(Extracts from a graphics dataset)
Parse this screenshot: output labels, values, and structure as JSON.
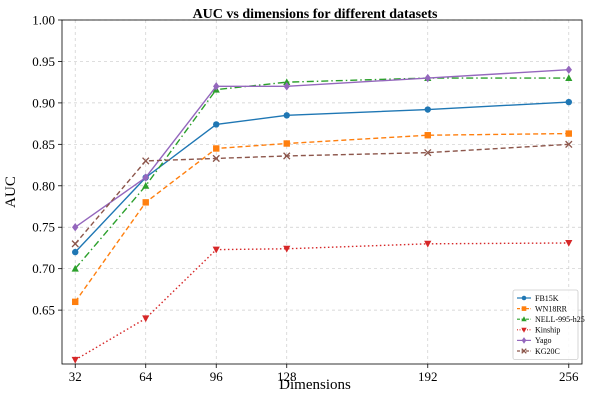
{
  "chart_data": {
    "type": "line",
    "title": "AUC vs dimensions for different datasets",
    "xlabel": "Dimensions",
    "ylabel": "AUC",
    "x": [
      32,
      64,
      96,
      128,
      192,
      256
    ],
    "xticks": [
      "32",
      "64",
      "96",
      "128",
      "192",
      "256"
    ],
    "xlim": [
      26,
      262
    ],
    "ylim": [
      0.585,
      1.0
    ],
    "yticks": [
      "0.65",
      "0.70",
      "0.75",
      "0.80",
      "0.85",
      "0.90",
      "0.95",
      "1.00"
    ],
    "ytick_values": [
      0.65,
      0.7,
      0.75,
      0.8,
      0.85,
      0.9,
      0.95,
      1.0
    ],
    "grid": true,
    "legend_position": "bottom-right",
    "series": [
      {
        "name": "FB15K",
        "color": "#1f77b4",
        "marker": "circle",
        "linestyle": "solid",
        "values": [
          0.72,
          0.81,
          0.874,
          0.885,
          0.892,
          0.901
        ]
      },
      {
        "name": "WN18RR",
        "color": "#ff7f0e",
        "marker": "square",
        "linestyle": "dashed",
        "values": [
          0.66,
          0.78,
          0.845,
          0.851,
          0.861,
          0.863
        ]
      },
      {
        "name": "NELL-995-h25",
        "color": "#2ca02c",
        "marker": "triangle-up",
        "linestyle": "dashdot",
        "values": [
          0.7,
          0.8,
          0.916,
          0.925,
          0.93,
          0.93
        ]
      },
      {
        "name": "Kinship",
        "color": "#d62728",
        "marker": "triangle-down",
        "linestyle": "dotted",
        "values": [
          0.59,
          0.64,
          0.723,
          0.724,
          0.73,
          0.731
        ]
      },
      {
        "name": "Yago",
        "color": "#9467bd",
        "marker": "diamond",
        "linestyle": "solid",
        "values": [
          0.75,
          0.81,
          0.92,
          0.92,
          0.93,
          0.94
        ]
      },
      {
        "name": "KG20C",
        "color": "#8c564b",
        "marker": "x",
        "linestyle": "dashed",
        "values": [
          0.73,
          0.83,
          0.833,
          0.836,
          0.84,
          0.85
        ]
      }
    ]
  }
}
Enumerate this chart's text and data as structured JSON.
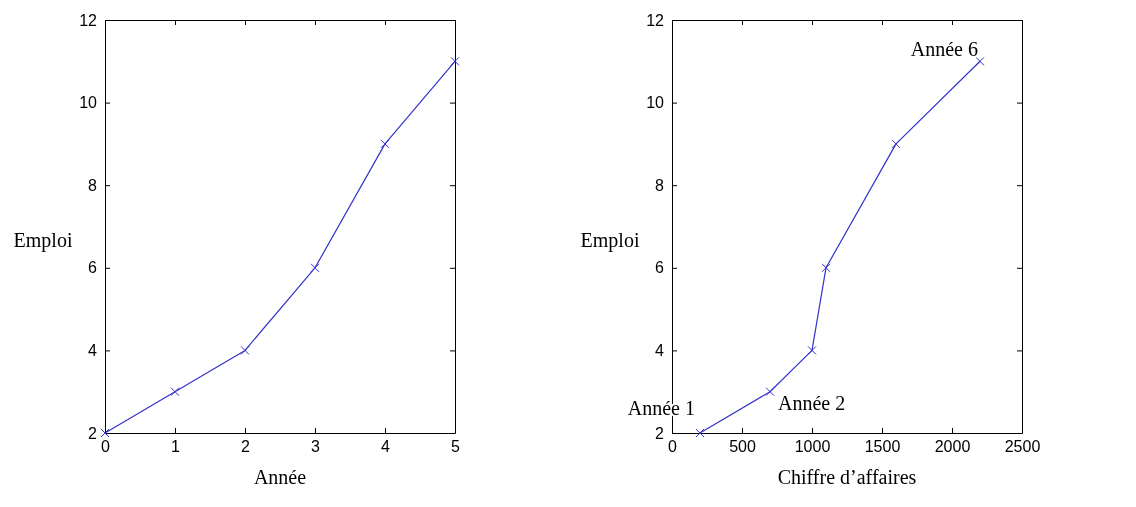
{
  "chart_data": [
    {
      "type": "line",
      "xlabel": "Année",
      "ylabel": "Emploi",
      "x": [
        0,
        1,
        2,
        3,
        4,
        5
      ],
      "series": [
        {
          "color": "#3333cc",
          "values": [
            2,
            3,
            4,
            6,
            9,
            11
          ]
        }
      ],
      "xlim": [
        0,
        5
      ],
      "xticks": [
        0,
        1,
        2,
        3,
        4,
        5
      ],
      "ylim": [
        2,
        12
      ],
      "yticks": [
        2,
        4,
        6,
        8,
        10,
        12
      ],
      "marker": "cross"
    },
    {
      "type": "line",
      "xlabel": "Chiffre d’affaires",
      "ylabel": "Emploi",
      "x": [
        200,
        700,
        1000,
        1100,
        1600,
        2200
      ],
      "series": [
        {
          "color": "#3333cc",
          "values": [
            2,
            3,
            4,
            6,
            9,
            11
          ]
        }
      ],
      "xlim": [
        0,
        2500
      ],
      "xticks": [
        0,
        500,
        1000,
        1500,
        2000,
        2500
      ],
      "ylim": [
        2,
        12
      ],
      "yticks": [
        2,
        4,
        6,
        8,
        10,
        12
      ],
      "marker": "cross",
      "annotations": [
        {
          "text": "Année 1",
          "x": 200,
          "y": 2
        },
        {
          "text": "Année 2",
          "x": 700,
          "y": 3
        },
        {
          "text": "Année 6",
          "x": 2200,
          "y": 11
        }
      ]
    }
  ]
}
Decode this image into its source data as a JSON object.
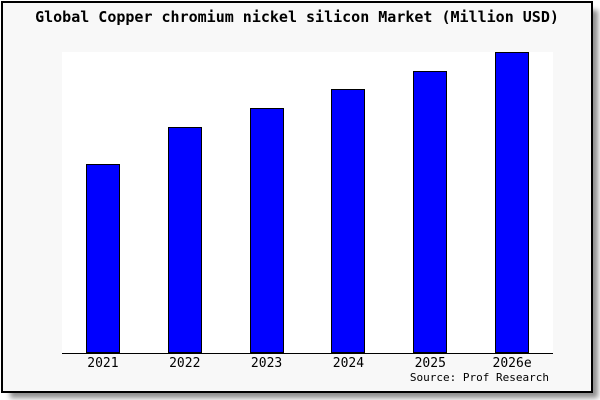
{
  "chart_data": {
    "type": "bar",
    "title": "Global Copper chromium nickel silicon Market (Million USD)",
    "categories": [
      "2021",
      "2022",
      "2023",
      "2024",
      "2025",
      "2026e"
    ],
    "values": [
      62.7,
      75.0,
      81.5,
      87.8,
      93.6,
      100
    ],
    "value_scale": "relative index estimated from bar heights; no y-axis labels shown; tallest bar (2026e) = 100",
    "xlabel": "",
    "ylabel": "",
    "ylim": [
      0,
      100
    ],
    "grid": false,
    "legend": "none",
    "bar_color": "#0000ff",
    "bar_border_color": "#000000",
    "source_note": "Source: Prof Research"
  },
  "colors": {
    "figure_background": "#f8f8f8",
    "plot_background": "#ffffff",
    "bar": "#0000ff",
    "frame_border": "#000000",
    "text": "#000000",
    "shadow": "#8f8f8f"
  }
}
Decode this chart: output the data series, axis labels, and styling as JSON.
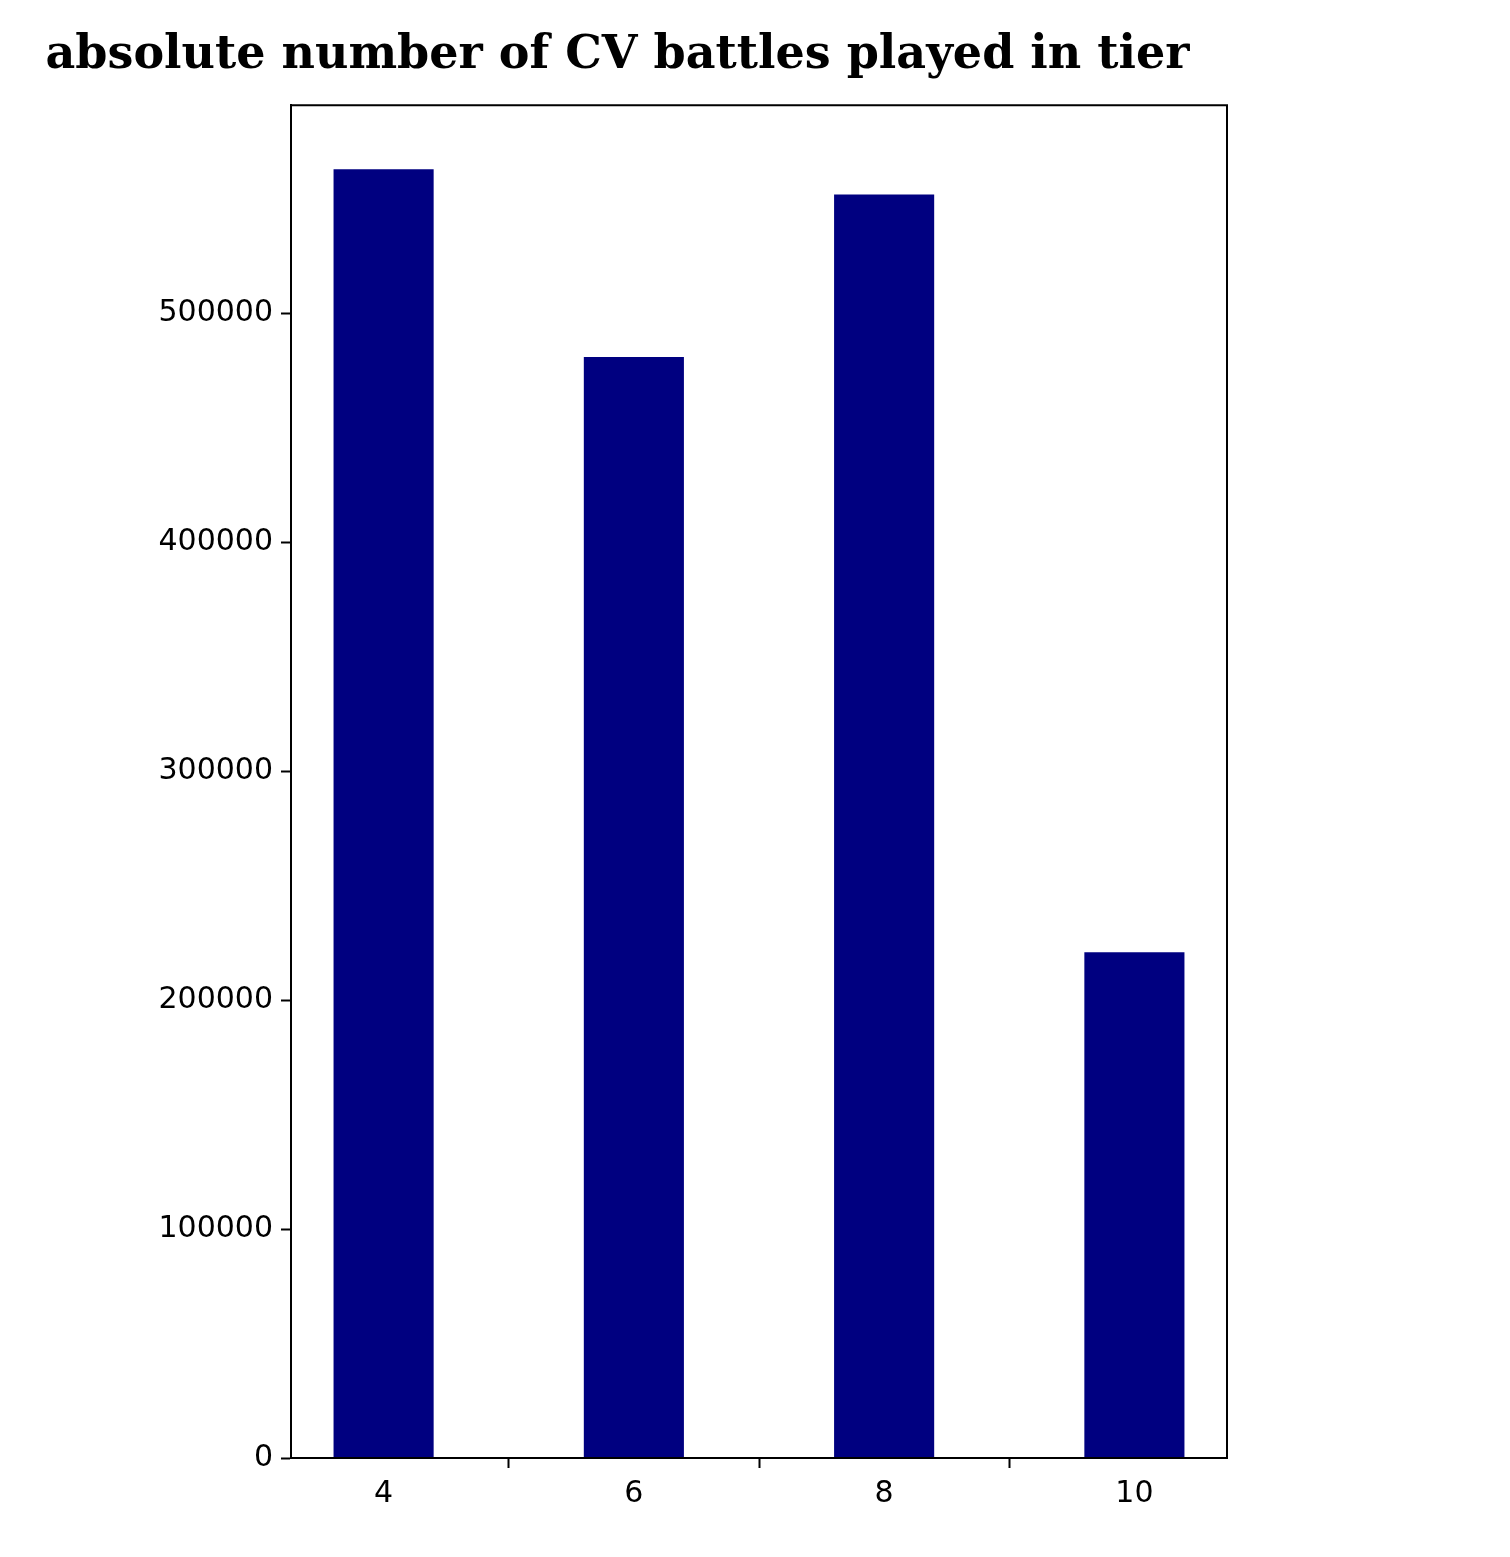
{
  "chart_data": {
    "type": "bar",
    "title": "absolute number of CV battles played in tier",
    "x": [
      4,
      6,
      8,
      10
    ],
    "values": [
      563000,
      481000,
      552000,
      221000
    ],
    "color": "#000080",
    "xlim": [
      3.26,
      10.74
    ],
    "xticks": [
      4,
      6,
      8,
      10
    ],
    "ylim": [
      0,
      591000
    ],
    "yticks": [
      0,
      100000,
      200000,
      300000,
      400000,
      500000
    ]
  }
}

**Requirement:**
Except for the pictures, print the data above exactly.

**Exercise response:**
Parse this screenshot: output labels, values, and structure as JSON.
{
  "chart_data": {
    "type": "line",
    "title": "AUC vs dimensions for different datasets",
    "xlabel": "Dimensions",
    "ylabel": "AUC",
    "x": [
      32,
      64,
      96,
      128,
      192,
      256
    ],
    "xticks": [
      "32",
      "64",
      "96",
      "128",
      "192",
      "256"
    ],
    "xlim": [
      26,
      262
    ],
    "ylim": [
      0.585,
      1.0
    ],
    "yticks": [
      "0.65",
      "0.70",
      "0.75",
      "0.80",
      "0.85",
      "0.90",
      "0.95",
      "1.00"
    ],
    "ytick_values": [
      0.65,
      0.7,
      0.75,
      0.8,
      0.85,
      0.9,
      0.95,
      1.0
    ],
    "grid": true,
    "legend_position": "bottom-right",
    "series": [
      {
        "name": "FB15K",
        "color": "#1f77b4",
        "marker": "circle",
        "linestyle": "solid",
        "values": [
          0.72,
          0.81,
          0.874,
          0.885,
          0.892,
          0.901
        ]
      },
      {
        "name": "WN18RR",
        "color": "#ff7f0e",
        "marker": "square",
        "linestyle": "dashed",
        "values": [
          0.66,
          0.78,
          0.845,
          0.851,
          0.861,
          0.863
        ]
      },
      {
        "name": "NELL-995-h25",
        "color": "#2ca02c",
        "marker": "triangle-up",
        "linestyle": "dashdot",
        "values": [
          0.7,
          0.8,
          0.916,
          0.925,
          0.93,
          0.93
        ]
      },
      {
        "name": "Kinship",
        "color": "#d62728",
        "marker": "triangle-down",
        "linestyle": "dotted",
        "values": [
          0.59,
          0.64,
          0.723,
          0.724,
          0.73,
          0.731
        ]
      },
      {
        "name": "Yago",
        "color": "#9467bd",
        "marker": "diamond",
        "linestyle": "solid",
        "values": [
          0.75,
          0.81,
          0.92,
          0.92,
          0.93,
          0.94
        ]
      },
      {
        "name": "KG20C",
        "color": "#8c564b",
        "marker": "x",
        "linestyle": "dashed",
        "values": [
          0.73,
          0.83,
          0.833,
          0.836,
          0.84,
          0.85
        ]
      }
    ]
  }
}
Enumerate this chart's text and data as structured JSON.
{
  "chart_data": [
    {
      "type": "line",
      "xlabel": "Année",
      "ylabel": "Emploi",
      "x": [
        0,
        1,
        2,
        3,
        4,
        5
      ],
      "series": [
        {
          "color": "#3333cc",
          "values": [
            2,
            3,
            4,
            6,
            9,
            11
          ]
        }
      ],
      "xlim": [
        0,
        5
      ],
      "xticks": [
        0,
        1,
        2,
        3,
        4,
        5
      ],
      "ylim": [
        2,
        12
      ],
      "yticks": [
        2,
        4,
        6,
        8,
        10,
        12
      ],
      "marker": "cross"
    },
    {
      "type": "line",
      "xlabel": "Chiffre d’affaires",
      "ylabel": "Emploi",
      "x": [
        200,
        700,
        1000,
        1100,
        1600,
        2200
      ],
      "series": [
        {
          "color": "#3333cc",
          "values": [
            2,
            3,
            4,
            6,
            9,
            11
          ]
        }
      ],
      "xlim": [
        0,
        2500
      ],
      "xticks": [
        0,
        500,
        1000,
        1500,
        2000,
        2500
      ],
      "ylim": [
        2,
        12
      ],
      "yticks": [
        2,
        4,
        6,
        8,
        10,
        12
      ],
      "marker": "cross",
      "annotations": [
        {
          "text": "Année 1",
          "x": 200,
          "y": 2
        },
        {
          "text": "Année 2",
          "x": 700,
          "y": 3
        },
        {
          "text": "Année 6",
          "x": 2200,
          "y": 11
        }
      ]
    }
  ]
}
Decode this image into its source data as a JSON object.
{
  "chart_data": {
    "type": "bar",
    "title": "Global Copper chromium nickel silicon Market (Million USD)",
    "categories": [
      "2021",
      "2022",
      "2023",
      "2024",
      "2025",
      "2026e"
    ],
    "values": [
      62.7,
      75.0,
      81.5,
      87.8,
      93.6,
      100
    ],
    "value_scale": "relative index estimated from bar heights; no y-axis labels shown; tallest bar (2026e) = 100",
    "xlabel": "",
    "ylabel": "",
    "ylim": [
      0,
      100
    ],
    "grid": false,
    "legend": "none",
    "bar_color": "#0000ff",
    "bar_border_color": "#000000",
    "source_note": "Source: Prof Research"
  },
  "colors": {
    "figure_background": "#f8f8f8",
    "plot_background": "#ffffff",
    "bar": "#0000ff",
    "frame_border": "#000000",
    "text": "#000000",
    "shadow": "#8f8f8f"
  }
}
Decode this chart: output the data series, axis labels, and styling as JSON.
{
  "chart_data": {
    "type": "bar",
    "title": "absolute number of CV battles played in tier",
    "x": [
      4,
      6,
      8,
      10
    ],
    "values": [
      563000,
      481000,
      552000,
      221000
    ],
    "color": "#000080",
    "xlim": [
      3.26,
      10.74
    ],
    "xticks": [
      4,
      6,
      8,
      10
    ],
    "ylim": [
      0,
      591000
    ],
    "yticks": [
      0,
      100000,
      200000,
      300000,
      400000,
      500000
    ]
  }
}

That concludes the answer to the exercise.